Stated goal
Copy all the entries below exactly, but not the pictures.

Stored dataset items
»»

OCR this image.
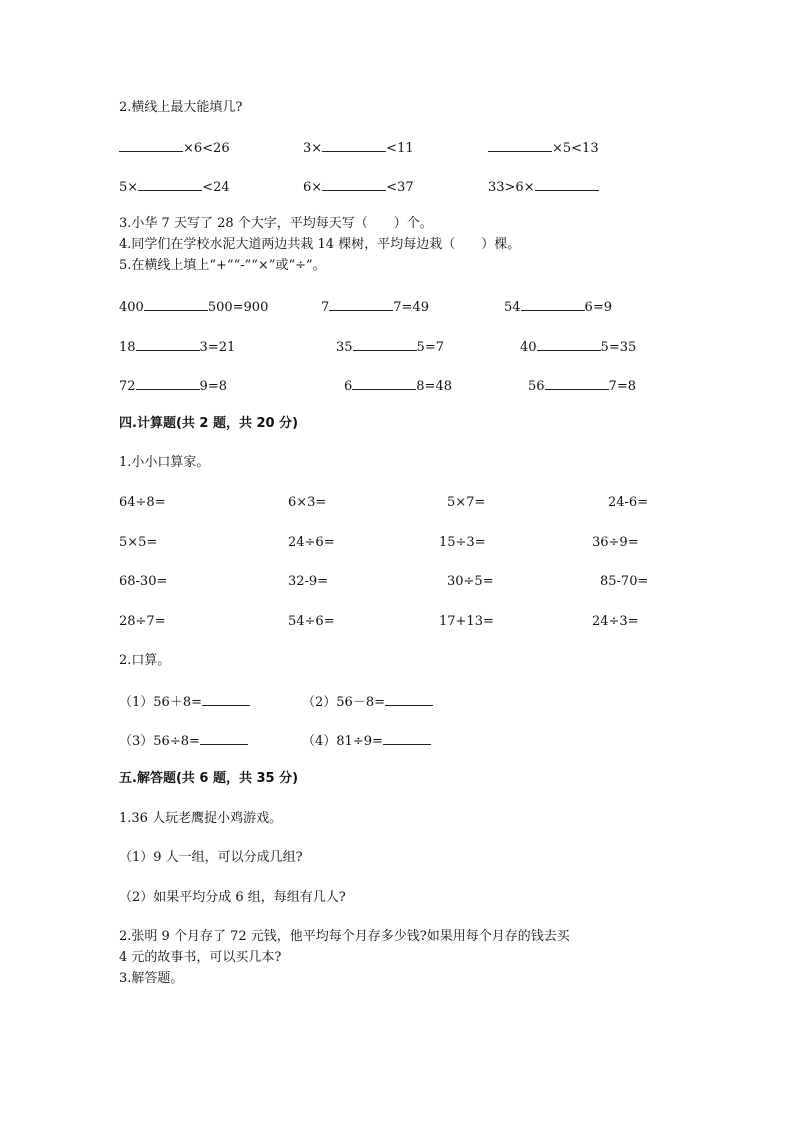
2.横线上最大能填几?
×6<26	3×	<11	×5<13
5×	<24	6×	<37	33>6×
3.小华 7 天写了 28 个大字，平均每天写（　　）个。
4.同学们在学校水泥大道两边共栽 14 棵树，平均每边栽（　　）棵。
5.在横线上填上“+”“-”“×”或“÷”。
400	500=900	7	7=49	54	6=9
18	3=21	35	5=7	40	5=35
72	9=8	6	8=48	56	7=8
四.计算题(共 2 题，共 20 分)
1.小小口算家。
64÷8=	6×3=	5×7=	24-6=
5×5=	24÷6=	15÷3=	36÷9=
68-30=	32-9=	30÷5=	85-70=
28÷7=	54÷6=	17+13=	24÷3=
2.口算。
（1）56＋8=	（2）56－8=
（3）56÷8=	（4）81÷9=
五.解答题(共 6 题，共 35 分)
1.36 人玩老鹰捉小鸡游戏。
（1）9 人一组，可以分成几组?
（2）如果平均分成 6 组，每组有几人?
2.张明 9 个月存了 72 元钱，他平均每个月存多少钱?如果用每个月存的钱去买
4 元的故事书，可以买几本?
3.解答题。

««

Finished task
OCR this image.
2.横线上最大能填几?
×6<26	3×	<11	×5<13
5×	<24	6×	<37	33>6×
3.小华 7 天写了 28 个大字，平均每天写（　　）个。
4.同学们在学校水泥大道两边共栽 14 棵树，平均每边栽（　　）棵。
5.在横线上填上“+”“-”“×”或“÷”。
400	500=900	7	7=49	54	6=9
18	3=21	35	5=7	40	5=35
72	9=8	6	8=48	56	7=8
四.计算题(共 2 题，共 20 分)
1.小小口算家。
64÷8=	6×3=	5×7=	24-6=
5×5=	24÷6=	15÷3=	36÷9=
68-30=	32-9=	30÷5=	85-70=
28÷7=	54÷6=	17+13=	24÷3=
2.口算。
（1）56＋8=	（2）56－8=
（3）56÷8=	（4）81÷9=
五.解答题(共 6 题，共 35 分)
1.36 人玩老鹰捉小鸡游戏。
（1）9 人一组，可以分成几组?
（2）如果平均分成 6 组，每组有几人?
2.张明 9 个月存了 72 元钱，他平均每个月存多少钱?如果用每个月存的钱去买
4 元的故事书，可以买几本?
3.解答题。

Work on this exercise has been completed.